Aim. Transcribe the whole listing below without changing a word, but leave out every image.

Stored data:
_ _ _
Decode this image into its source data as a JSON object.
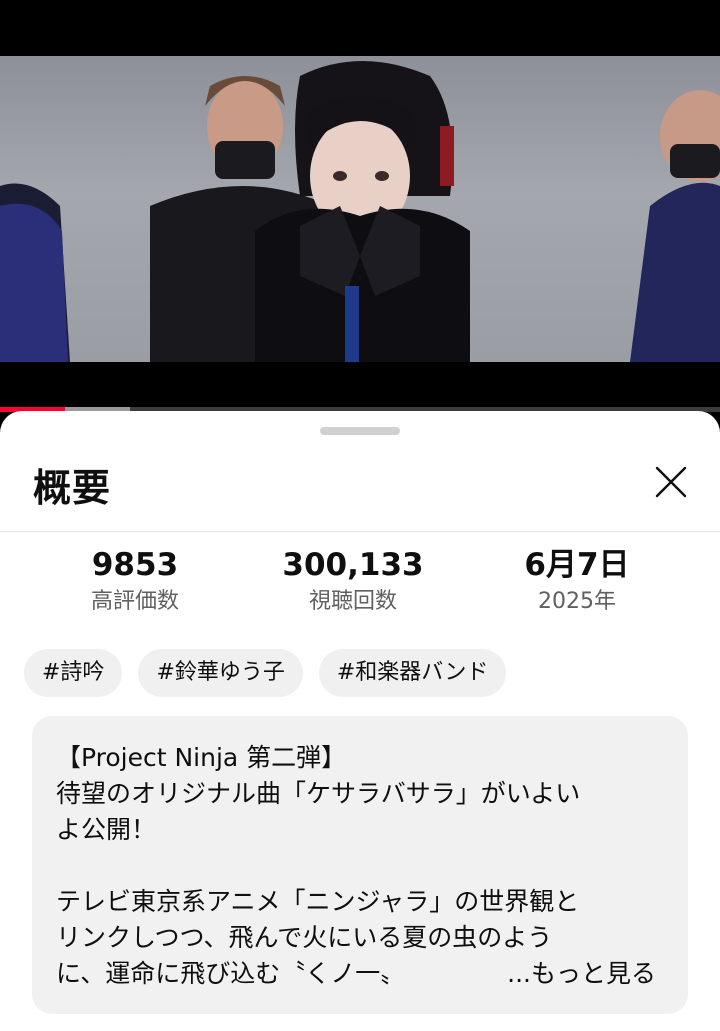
{
  "video": {
    "progress_played": 0.09,
    "progress_buffered": 0.18
  },
  "sheet": {
    "title": "概要",
    "close_icon": "close-icon"
  },
  "stats": [
    {
      "value": "9853",
      "label": "高評価数"
    },
    {
      "value": "300,133",
      "label": "視聴回数"
    },
    {
      "value": "6月7日",
      "label": "2025年"
    }
  ],
  "tags": [
    "#詩吟",
    "#鈴華ゆう子",
    "#和楽器バンド"
  ],
  "description": {
    "lines": [
      "【Project Ninja 第二弾】",
      "待望のオリジナル曲「ケサラバサラ」がいよい",
      "よ公開！",
      "",
      "テレビ東京系アニメ「ニンジャラ」の世界観と",
      "リンクしつつ、飛んで火にいる夏の虫のよう",
      "に、運命に飛び込む〝くノ一〟"
    ],
    "more_label": "...もっと見る"
  },
  "colors": {
    "accent": "#ff0033",
    "chip_bg": "#f0f0f0",
    "box_bg": "#f1f1f1"
  }
}
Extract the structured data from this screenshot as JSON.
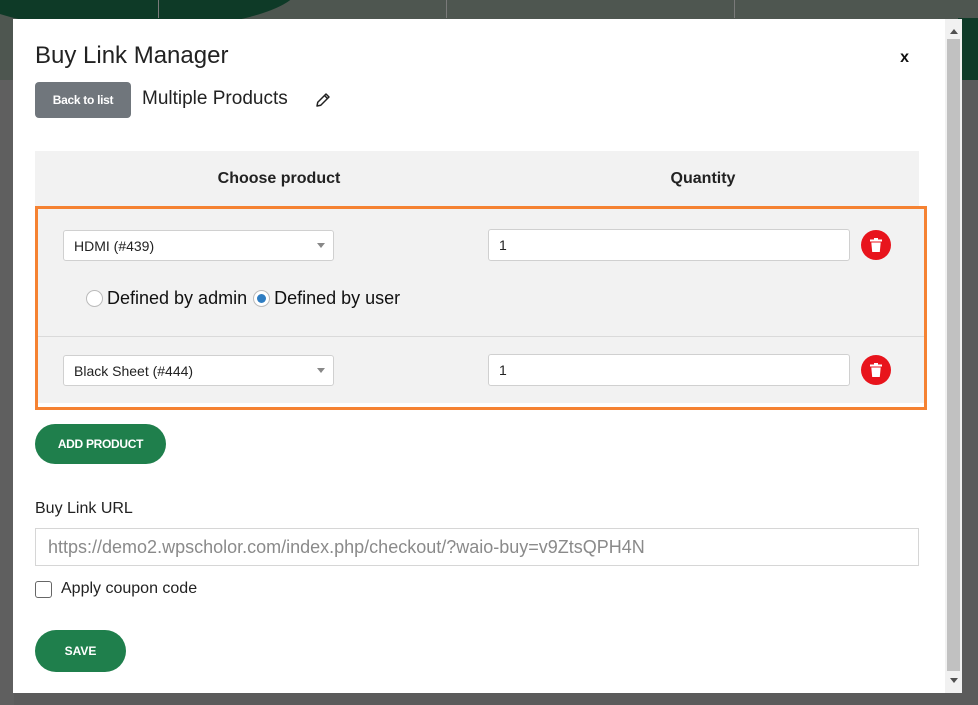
_ _ _
Problem solution.
Decode this image into its source data as a JSON object.
{
  "video": {
    "progress_played": 0.09,
    "progress_buffered": 0.18
  },
  "sheet": {
    "title": "概要",
    "close_icon": "close-icon"
  },
  "stats": [
    {
      "value": "9853",
      "label": "高評価数"
    },
    {
      "value": "300,133",
      "label": "視聴回数"
    },
    {
      "value": "6月7日",
      "label": "2025年"
    }
  ],
  "tags": [
    "#詩吟",
    "#鈴華ゆう子",
    "#和楽器バンド"
  ],
  "description": {
    "lines": [
      "【Project Ninja 第二弾】",
      "待望のオリジナル曲「ケサラバサラ」がいよい",
      "よ公開！",
      "",
      "テレビ東京系アニメ「ニンジャラ」の世界観と",
      "リンクしつつ、飛んで火にいる夏の虫のよう",
      "に、運命に飛び込む〝くノ一〟"
    ],
    "more_label": "...もっと見る"
  },
  "colors": {
    "accent": "#ff0033",
    "chip_bg": "#f0f0f0",
    "box_bg": "#f1f1f1"
  }
}
Extract the structured data from this screenshot as JSON.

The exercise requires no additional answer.